#### [TEXT TO READ]
The name Crewkerne is thought to be derived from Cruc-aera; from the British cruc - a spur of a hill, and the Old English aera - a house, especially a storehouse. The town was known as Crocern, or Cruaern in the 899 will of Alfred the Great when he left it to his younger son Æthelweard, and by 1066 the manor was held by Edith Swanneck mistress of King Harold. After the Norman conquest the Domesday Survey of 1086 shows the so-named manor was feudally royal, a possession of William the Conqueror, and the church estate was given to the Abbaye-aux-Hommes in Caen, Normandy.

In 1499, John de Combe, a precentor of Exeter Cathedral and former vicar of Crewkerne, founded Crewkerne Grammar School. The school survived until 1904.

The parish was part of the hundred of Crewkerne.

Crewkerne Castle was possibly a Norman motte castle on a mound to the north-west of the town, which is known as Castle Hill. The town grew up in the late mediaeval period around the textile industry, its wealth preserved in its fifteenth century parish church. It later prospered as a coaching stop in the Georgian period.

The Manor Farmhouse in Henley was built from hamstone in the early 17th century, but possibly incorporates medieval fragments. The building is designated by English Heritage as a Grade II* listed building. During the 18th and 19th centuries the main industry was cloth making, including webbing, and sails for the Royal Navy.

#### [GIVEN EXERCISE]
In the passage on Crewkerne's history, recast the paragraph beginning "The name Crewkerne is thought" as a short bulleted list of its main facts.

#### [DATA SEGMENT]
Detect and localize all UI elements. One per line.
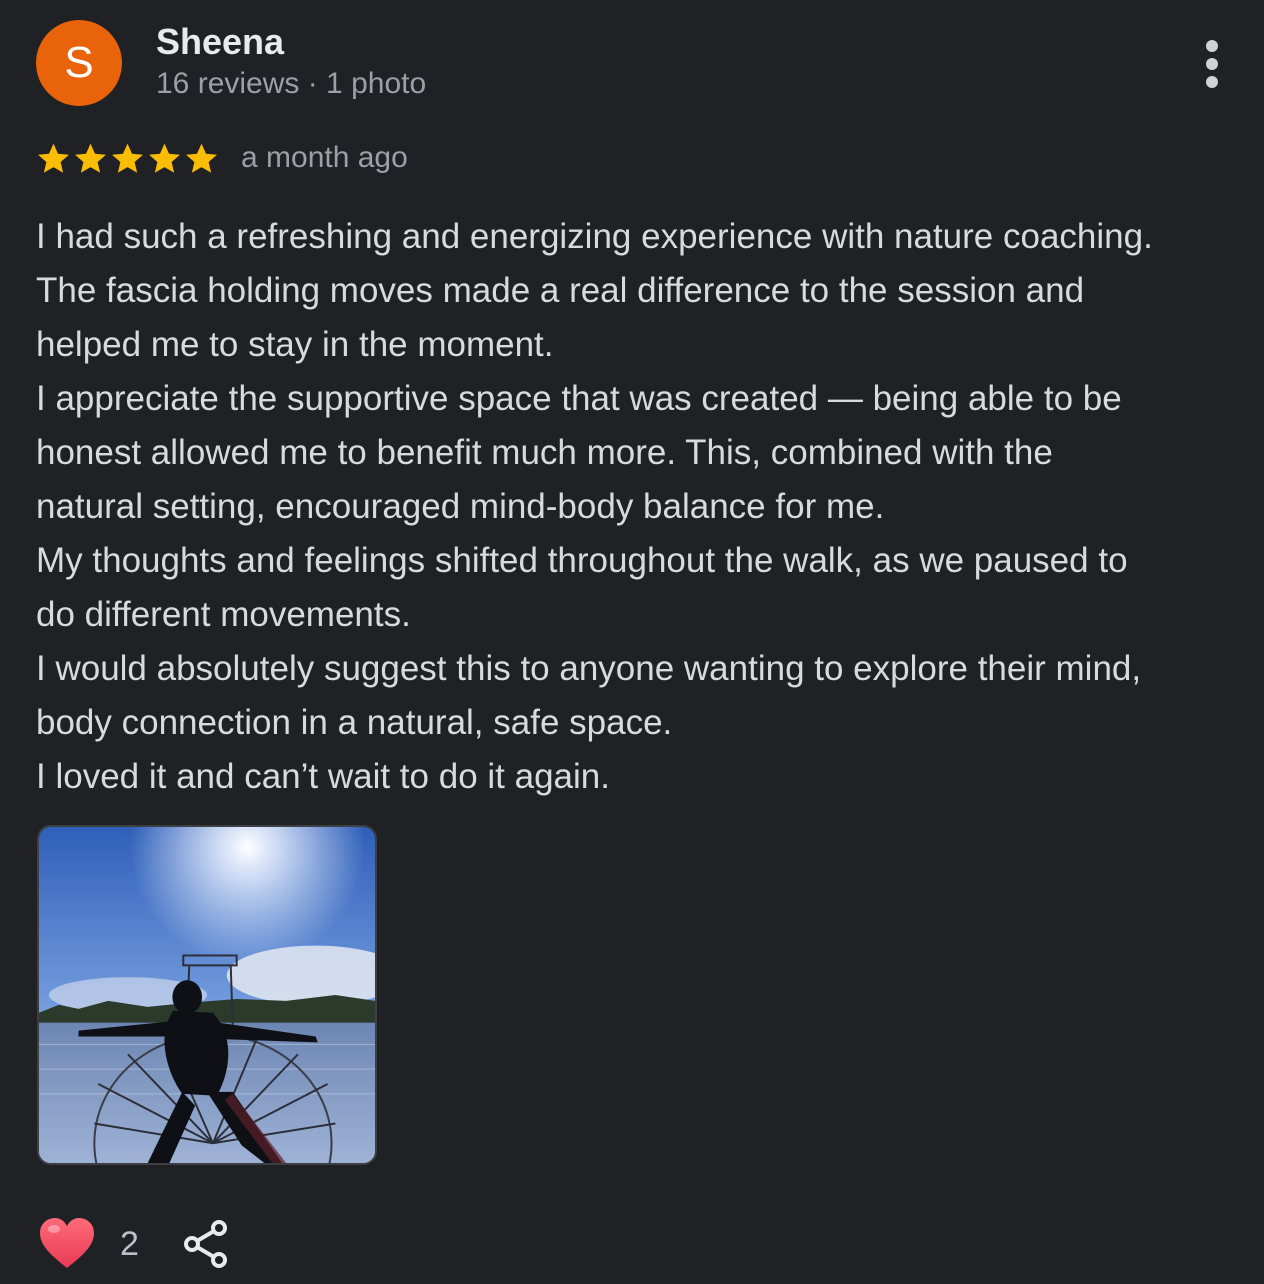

#### [TASK ANSWER]
- The name is thought to come from Cruc-aera, combining the British cruc ("a spur of a hill") and the Old English aera ("a house," especially a storehouse).
- In his will of 899, Alfred the Great left the town, then called Crocern or Cruaern, to his younger son Æthelweard.
- By 1066 the manor was held by Edith Swanneck, mistress of King Harold.
- The Domesday Survey of 1086 shows the manor as royal, a possession of William the Conqueror.
- The church estate was given to the Abbaye-aux-Hommes in Caen, Normandy.